------ DATA FOR THIS TASK ------

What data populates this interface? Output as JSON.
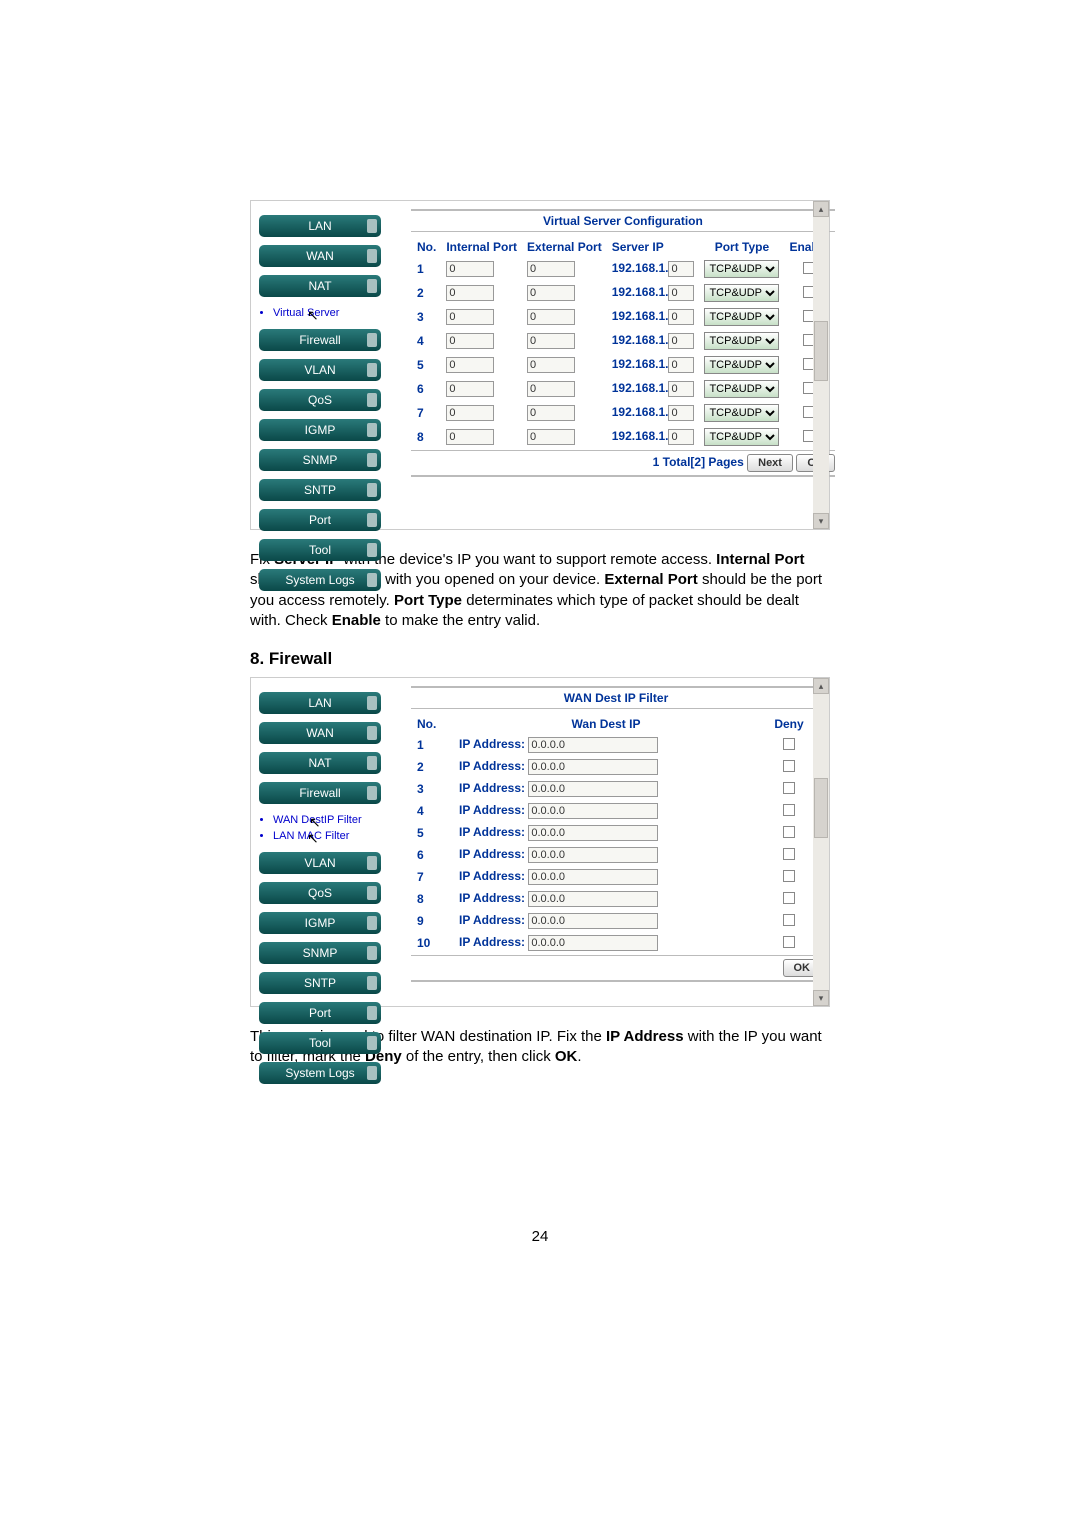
{
  "sidebar": {
    "lan": "LAN",
    "wan": "WAN",
    "nat": "NAT",
    "virtual_server": "Virtual Server",
    "firewall": "Firewall",
    "wan_dest_ip_filter": "WAN DestIP Filter",
    "lan_mac_filter": "LAN MAC Filter",
    "vlan": "VLAN",
    "qos": "QoS",
    "igmp": "IGMP",
    "snmp": "SNMP",
    "sntp": "SNTP",
    "port": "Port",
    "tool": "Tool",
    "system_logs": "System Logs"
  },
  "vs_panel": {
    "title": "Virtual Server Configuration",
    "headers": {
      "no": "No.",
      "internal": "Internal Port",
      "external": "External Port",
      "server_ip": "Server IP",
      "port_type": "Port Type",
      "enable": "Enable"
    },
    "rows": [
      {
        "no": "1",
        "internal": "0",
        "external": "0",
        "ip_prefix": "192.168.1.",
        "ip_last": "0",
        "type": "TCP&UDP"
      },
      {
        "no": "2",
        "internal": "0",
        "external": "0",
        "ip_prefix": "192.168.1.",
        "ip_last": "0",
        "type": "TCP&UDP"
      },
      {
        "no": "3",
        "internal": "0",
        "external": "0",
        "ip_prefix": "192.168.1.",
        "ip_last": "0",
        "type": "TCP&UDP"
      },
      {
        "no": "4",
        "internal": "0",
        "external": "0",
        "ip_prefix": "192.168.1.",
        "ip_last": "0",
        "type": "TCP&UDP"
      },
      {
        "no": "5",
        "internal": "0",
        "external": "0",
        "ip_prefix": "192.168.1.",
        "ip_last": "0",
        "type": "TCP&UDP"
      },
      {
        "no": "6",
        "internal": "0",
        "external": "0",
        "ip_prefix": "192.168.1.",
        "ip_last": "0",
        "type": "TCP&UDP"
      },
      {
        "no": "7",
        "internal": "0",
        "external": "0",
        "ip_prefix": "192.168.1.",
        "ip_last": "0",
        "type": "TCP&UDP"
      },
      {
        "no": "8",
        "internal": "0",
        "external": "0",
        "ip_prefix": "192.168.1.",
        "ip_last": "0",
        "type": "TCP&UDP"
      }
    ],
    "footer_text": "1 Total[2] Pages",
    "next": "Next",
    "ok": "OK"
  },
  "desc1": {
    "p1a": "Fix ",
    "p1b": "Server IP",
    "p1c": " with the device's IP you want to support remote access. ",
    "p1d": "Internal Port",
    "p1e": " should be the same with you opened on your device. ",
    "p1f": "External Port",
    "p1g": " should be the port you access remotely. ",
    "p1h": "Port Type",
    "p1i": " determinates which type of packet should be dealt with. Check ",
    "p1j": "Enable",
    "p1k": " to make the entry valid."
  },
  "section8": "8. Firewall",
  "ip_panel": {
    "title": "WAN Dest IP Filter",
    "headers": {
      "no": "No.",
      "wan_dest_ip": "Wan Dest IP",
      "deny": "Deny"
    },
    "label": "IP Address:",
    "value": "0.0.0.0",
    "rows": [
      "1",
      "2",
      "3",
      "4",
      "5",
      "6",
      "7",
      "8",
      "9",
      "10"
    ],
    "ok": "OK"
  },
  "desc2": {
    "a": "This page is used to filter WAN destination IP. Fix the ",
    "b": "IP Address",
    "c": " with the IP you want to filter, mark the ",
    "d": "Deny",
    "e": " of the entry, then click ",
    "f": "OK",
    "g": "."
  },
  "page_number": "24"
}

------

### EXERCISE GOAL
In the material above, find each line that contains the word "with", and select it.

### ANSWER TO THE TASK
    "p1c": " with the device's IP you want to support remote access. ",
    "p1e": " should be the same with you opened on your device. ",
    "p1i": " determinates which type of packet should be dealt with. Check ",
    "c": " with the IP you want to filter, mark the ",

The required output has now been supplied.